• _Task statement_: Copy out all of the material exactly as presented.

• _Supplied material_:

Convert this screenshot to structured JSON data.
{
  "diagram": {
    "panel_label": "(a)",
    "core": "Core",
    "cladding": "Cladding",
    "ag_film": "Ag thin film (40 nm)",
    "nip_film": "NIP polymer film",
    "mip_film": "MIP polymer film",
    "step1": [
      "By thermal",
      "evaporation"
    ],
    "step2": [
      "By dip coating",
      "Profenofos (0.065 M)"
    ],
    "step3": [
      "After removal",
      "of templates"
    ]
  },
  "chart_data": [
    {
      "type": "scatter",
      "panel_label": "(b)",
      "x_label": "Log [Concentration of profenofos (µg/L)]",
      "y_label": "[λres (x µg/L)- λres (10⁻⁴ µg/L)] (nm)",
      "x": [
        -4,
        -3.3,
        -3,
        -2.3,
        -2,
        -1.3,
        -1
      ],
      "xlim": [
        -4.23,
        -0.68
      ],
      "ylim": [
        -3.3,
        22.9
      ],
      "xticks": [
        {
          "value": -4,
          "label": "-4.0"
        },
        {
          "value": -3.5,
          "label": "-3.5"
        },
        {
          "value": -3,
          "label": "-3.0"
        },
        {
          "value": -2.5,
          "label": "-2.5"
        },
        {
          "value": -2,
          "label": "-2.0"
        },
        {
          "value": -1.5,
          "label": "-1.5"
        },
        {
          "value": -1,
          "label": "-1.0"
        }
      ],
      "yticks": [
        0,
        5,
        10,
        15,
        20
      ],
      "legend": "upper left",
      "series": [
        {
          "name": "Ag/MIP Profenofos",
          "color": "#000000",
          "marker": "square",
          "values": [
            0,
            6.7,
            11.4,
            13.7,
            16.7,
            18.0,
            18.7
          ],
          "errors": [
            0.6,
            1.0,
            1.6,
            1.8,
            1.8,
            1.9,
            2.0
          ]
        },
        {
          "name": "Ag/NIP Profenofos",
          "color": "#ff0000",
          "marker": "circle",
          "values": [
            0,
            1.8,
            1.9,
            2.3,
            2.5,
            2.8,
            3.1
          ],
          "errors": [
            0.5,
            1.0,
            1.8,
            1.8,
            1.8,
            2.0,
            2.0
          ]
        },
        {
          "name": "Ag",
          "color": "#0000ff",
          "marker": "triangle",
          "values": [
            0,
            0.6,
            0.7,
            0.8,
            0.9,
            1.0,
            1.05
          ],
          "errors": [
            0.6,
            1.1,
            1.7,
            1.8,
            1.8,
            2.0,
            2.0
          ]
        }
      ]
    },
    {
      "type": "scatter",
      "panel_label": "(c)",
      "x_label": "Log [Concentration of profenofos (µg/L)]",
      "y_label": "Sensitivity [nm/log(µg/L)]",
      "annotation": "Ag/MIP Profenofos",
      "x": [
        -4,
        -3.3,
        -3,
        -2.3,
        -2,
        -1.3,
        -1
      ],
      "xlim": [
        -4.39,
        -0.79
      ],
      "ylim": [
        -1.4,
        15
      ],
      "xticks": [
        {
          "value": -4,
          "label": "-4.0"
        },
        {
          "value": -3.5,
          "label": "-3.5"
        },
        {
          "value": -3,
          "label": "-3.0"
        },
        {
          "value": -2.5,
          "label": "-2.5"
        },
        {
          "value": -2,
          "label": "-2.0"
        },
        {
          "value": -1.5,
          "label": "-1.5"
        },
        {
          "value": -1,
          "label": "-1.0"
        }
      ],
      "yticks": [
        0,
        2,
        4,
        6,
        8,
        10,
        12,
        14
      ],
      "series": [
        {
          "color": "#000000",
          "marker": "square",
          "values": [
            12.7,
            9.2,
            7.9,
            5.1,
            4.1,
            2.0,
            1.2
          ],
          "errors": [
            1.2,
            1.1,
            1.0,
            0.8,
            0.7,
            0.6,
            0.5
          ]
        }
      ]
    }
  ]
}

• _Solved problem_:
Convert this screenshot to structured JSON data.
{
  "diagram": {
    "panel_label": "(a)",
    "core": "Core",
    "cladding": "Cladding",
    "ag_film": "Ag thin film (40 nm)",
    "nip_film": "NIP polymer film",
    "mip_film": "MIP polymer film",
    "step1": [
      "By thermal",
      "evaporation"
    ],
    "step2": [
      "By dip coating",
      "Profenofos (0.065 M)"
    ],
    "step3": [
      "After removal",
      "of templates"
    ]
  },
  "chart_data": [
    {
      "type": "scatter",
      "panel_label": "(b)",
      "x_label": "Log [Concentration of profenofos (µg/L)]",
      "y_label": "[λres (x µg/L)- λres (10⁻⁴ µg/L)] (nm)",
      "x": [
        -4,
        -3.3,
        -3,
        -2.3,
        -2,
        -1.3,
        -1
      ],
      "xlim": [
        -4.23,
        -0.68
      ],
      "ylim": [
        -3.3,
        22.9
      ],
      "xticks": [
        {
          "value": -4,
          "label": "-4.0"
        },
        {
          "value": -3.5,
          "label": "-3.5"
        },
        {
          "value": -3,
          "label": "-3.0"
        },
        {
          "value": -2.5,
          "label": "-2.5"
        },
        {
          "value": -2,
          "label": "-2.0"
        },
        {
          "value": -1.5,
          "label": "-1.5"
        },
        {
          "value": -1,
          "label": "-1.0"
        }
      ],
      "yticks": [
        0,
        5,
        10,
        15,
        20
      ],
      "legend": "upper left",
      "series": [
        {
          "name": "Ag/MIP Profenofos",
          "color": "#000000",
          "marker": "square",
          "values": [
            0,
            6.7,
            11.4,
            13.7,
            16.7,
            18.0,
            18.7
          ],
          "errors": [
            0.6,
            1.0,
            1.6,
            1.8,
            1.8,
            1.9,
            2.0
          ]
        },
        {
          "name": "Ag/NIP Profenofos",
          "color": "#ff0000",
          "marker": "circle",
          "values": [
            0,
            1.8,
            1.9,
            2.3,
            2.5,
            2.8,
            3.1
          ],
          "errors": [
            0.5,
            1.0,
            1.8,
            1.8,
            1.8,
            2.0,
            2.0
          ]
        },
        {
          "name": "Ag",
          "color": "#0000ff",
          "marker": "triangle",
          "values": [
            0,
            0.6,
            0.7,
            0.8,
            0.9,
            1.0,
            1.05
          ],
          "errors": [
            0.6,
            1.1,
            1.7,
            1.8,
            1.8,
            2.0,
            2.0
          ]
        }
      ]
    },
    {
      "type": "scatter",
      "panel_label": "(c)",
      "x_label": "Log [Concentration of profenofos (µg/L)]",
      "y_label": "Sensitivity [nm/log(µg/L)]",
      "annotation": "Ag/MIP Profenofos",
      "x": [
        -4,
        -3.3,
        -3,
        -2.3,
        -2,
        -1.3,
        -1
      ],
      "xlim": [
        -4.39,
        -0.79
      ],
      "ylim": [
        -1.4,
        15
      ],
      "xticks": [
        {
          "value": -4,
          "label": "-4.0"
        },
        {
          "value": -3.5,
          "label": "-3.5"
        },
        {
          "value": -3,
          "label": "-3.0"
        },
        {
          "value": -2.5,
          "label": "-2.5"
        },
        {
          "value": -2,
          "label": "-2.0"
        },
        {
          "value": -1.5,
          "label": "-1.5"
        },
        {
          "value": -1,
          "label": "-1.0"
        }
      ],
      "yticks": [
        0,
        2,
        4,
        6,
        8,
        10,
        12,
        14
      ],
      "series": [
        {
          "color": "#000000",
          "marker": "square",
          "values": [
            12.7,
            9.2,
            7.9,
            5.1,
            4.1,
            2.0,
            1.2
          ],
          "errors": [
            1.2,
            1.1,
            1.0,
            0.8,
            0.7,
            0.6,
            0.5
          ]
        }
      ]
    }
  ]
}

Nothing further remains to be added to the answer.